What you should do.
Show only those lines of the entries where the string "Aloe" is found.

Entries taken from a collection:
= Beginning of Section =
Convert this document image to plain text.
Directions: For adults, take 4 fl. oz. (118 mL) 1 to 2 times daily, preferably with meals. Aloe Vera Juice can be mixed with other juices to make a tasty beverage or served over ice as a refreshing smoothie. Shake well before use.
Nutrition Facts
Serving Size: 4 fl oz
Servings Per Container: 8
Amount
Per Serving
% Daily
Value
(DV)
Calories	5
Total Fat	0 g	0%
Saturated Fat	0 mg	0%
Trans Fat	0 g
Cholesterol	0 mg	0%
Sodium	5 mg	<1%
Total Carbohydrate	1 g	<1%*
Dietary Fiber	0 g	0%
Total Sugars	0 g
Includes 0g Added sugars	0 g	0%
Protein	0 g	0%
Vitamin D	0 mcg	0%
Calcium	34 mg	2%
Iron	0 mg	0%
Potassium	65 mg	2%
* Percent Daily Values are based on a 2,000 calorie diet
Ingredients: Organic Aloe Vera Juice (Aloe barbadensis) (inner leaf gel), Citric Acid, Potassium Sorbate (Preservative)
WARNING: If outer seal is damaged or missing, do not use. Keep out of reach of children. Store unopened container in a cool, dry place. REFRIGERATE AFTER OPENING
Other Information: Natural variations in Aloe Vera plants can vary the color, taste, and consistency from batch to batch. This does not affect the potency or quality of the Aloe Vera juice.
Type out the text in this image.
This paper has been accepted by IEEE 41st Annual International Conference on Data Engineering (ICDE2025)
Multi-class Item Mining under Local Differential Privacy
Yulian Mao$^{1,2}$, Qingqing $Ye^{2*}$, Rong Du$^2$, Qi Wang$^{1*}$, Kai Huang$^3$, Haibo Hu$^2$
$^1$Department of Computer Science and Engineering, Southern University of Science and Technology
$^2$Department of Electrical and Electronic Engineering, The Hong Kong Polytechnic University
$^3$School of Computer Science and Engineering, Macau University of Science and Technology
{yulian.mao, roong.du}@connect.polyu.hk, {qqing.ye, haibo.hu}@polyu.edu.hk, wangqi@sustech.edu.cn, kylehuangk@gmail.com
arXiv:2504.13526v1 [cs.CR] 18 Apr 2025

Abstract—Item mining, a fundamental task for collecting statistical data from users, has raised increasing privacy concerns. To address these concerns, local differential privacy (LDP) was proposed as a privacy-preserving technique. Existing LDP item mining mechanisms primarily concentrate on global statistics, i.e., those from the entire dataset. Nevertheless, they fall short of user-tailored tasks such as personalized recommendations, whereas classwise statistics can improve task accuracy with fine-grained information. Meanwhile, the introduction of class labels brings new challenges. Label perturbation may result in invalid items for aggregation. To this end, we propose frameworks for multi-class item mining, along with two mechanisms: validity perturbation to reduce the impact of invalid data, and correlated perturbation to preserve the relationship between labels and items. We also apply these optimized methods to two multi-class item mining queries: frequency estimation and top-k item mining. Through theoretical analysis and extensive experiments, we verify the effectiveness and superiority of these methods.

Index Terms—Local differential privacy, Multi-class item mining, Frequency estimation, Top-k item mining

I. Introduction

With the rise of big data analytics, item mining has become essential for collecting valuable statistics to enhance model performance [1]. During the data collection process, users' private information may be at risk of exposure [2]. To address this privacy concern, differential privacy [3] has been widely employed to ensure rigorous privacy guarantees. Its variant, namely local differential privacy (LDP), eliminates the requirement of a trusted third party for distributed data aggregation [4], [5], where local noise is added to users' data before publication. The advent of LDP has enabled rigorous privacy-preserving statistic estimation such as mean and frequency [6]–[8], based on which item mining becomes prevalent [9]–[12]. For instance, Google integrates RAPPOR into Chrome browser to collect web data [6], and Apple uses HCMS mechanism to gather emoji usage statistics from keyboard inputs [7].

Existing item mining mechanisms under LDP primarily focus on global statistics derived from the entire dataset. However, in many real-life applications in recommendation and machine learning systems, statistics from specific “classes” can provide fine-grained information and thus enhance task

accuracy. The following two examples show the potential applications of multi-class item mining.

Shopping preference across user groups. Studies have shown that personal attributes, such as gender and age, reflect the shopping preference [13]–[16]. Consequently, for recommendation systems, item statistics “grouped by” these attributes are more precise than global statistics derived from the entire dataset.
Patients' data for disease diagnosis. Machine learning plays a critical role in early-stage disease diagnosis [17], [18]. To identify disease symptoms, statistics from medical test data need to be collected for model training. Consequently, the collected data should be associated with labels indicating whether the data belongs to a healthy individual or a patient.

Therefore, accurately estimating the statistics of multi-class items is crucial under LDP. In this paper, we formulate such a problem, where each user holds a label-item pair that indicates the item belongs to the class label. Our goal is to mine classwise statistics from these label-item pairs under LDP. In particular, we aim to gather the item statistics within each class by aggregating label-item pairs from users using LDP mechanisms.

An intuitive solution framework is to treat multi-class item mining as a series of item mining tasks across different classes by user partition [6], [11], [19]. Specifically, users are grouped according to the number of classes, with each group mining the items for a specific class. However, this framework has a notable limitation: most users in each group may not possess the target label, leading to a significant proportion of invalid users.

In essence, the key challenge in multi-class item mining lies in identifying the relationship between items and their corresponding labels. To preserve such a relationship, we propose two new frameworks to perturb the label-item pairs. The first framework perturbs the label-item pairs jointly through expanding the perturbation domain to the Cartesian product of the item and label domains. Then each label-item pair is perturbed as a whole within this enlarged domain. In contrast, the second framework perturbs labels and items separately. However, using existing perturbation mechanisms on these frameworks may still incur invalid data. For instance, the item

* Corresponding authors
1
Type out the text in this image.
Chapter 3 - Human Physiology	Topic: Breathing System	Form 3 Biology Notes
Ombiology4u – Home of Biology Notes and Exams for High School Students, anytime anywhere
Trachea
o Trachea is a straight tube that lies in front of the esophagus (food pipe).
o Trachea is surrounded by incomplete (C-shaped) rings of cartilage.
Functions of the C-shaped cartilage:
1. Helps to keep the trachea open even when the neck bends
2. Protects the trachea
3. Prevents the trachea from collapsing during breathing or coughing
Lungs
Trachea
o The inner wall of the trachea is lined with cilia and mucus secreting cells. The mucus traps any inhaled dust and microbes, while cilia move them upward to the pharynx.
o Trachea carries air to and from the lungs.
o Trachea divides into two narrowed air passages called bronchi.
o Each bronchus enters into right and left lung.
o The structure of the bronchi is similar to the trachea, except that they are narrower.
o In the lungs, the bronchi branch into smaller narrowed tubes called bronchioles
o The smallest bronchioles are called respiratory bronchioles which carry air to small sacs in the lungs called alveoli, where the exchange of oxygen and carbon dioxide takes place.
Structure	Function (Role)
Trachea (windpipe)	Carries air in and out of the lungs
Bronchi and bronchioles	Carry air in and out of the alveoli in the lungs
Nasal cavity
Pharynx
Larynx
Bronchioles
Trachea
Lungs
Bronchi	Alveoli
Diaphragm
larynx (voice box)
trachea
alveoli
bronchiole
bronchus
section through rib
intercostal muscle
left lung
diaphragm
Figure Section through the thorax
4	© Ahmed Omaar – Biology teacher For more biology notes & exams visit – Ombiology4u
= End of Section =
Answer for the task.
Directions: For adults, take 4 fl. oz. (118 mL) 1 to 2 times daily, preferably with meals. Aloe Vera Juice can be mixed with other juices to make a tasty beverage or served over ice as a refreshing smoothie. Shake well before use.
Ingredients: Organic Aloe Vera Juice (Aloe barbadensis) (inner leaf gel), Citric Acid, Potassium Sorbate (Preservative)
Other Information: Natural variations in Aloe Vera plants can vary the color, taste, and consistency from batch to batch. This does not affect the potency or quality of the Aloe Vera juice.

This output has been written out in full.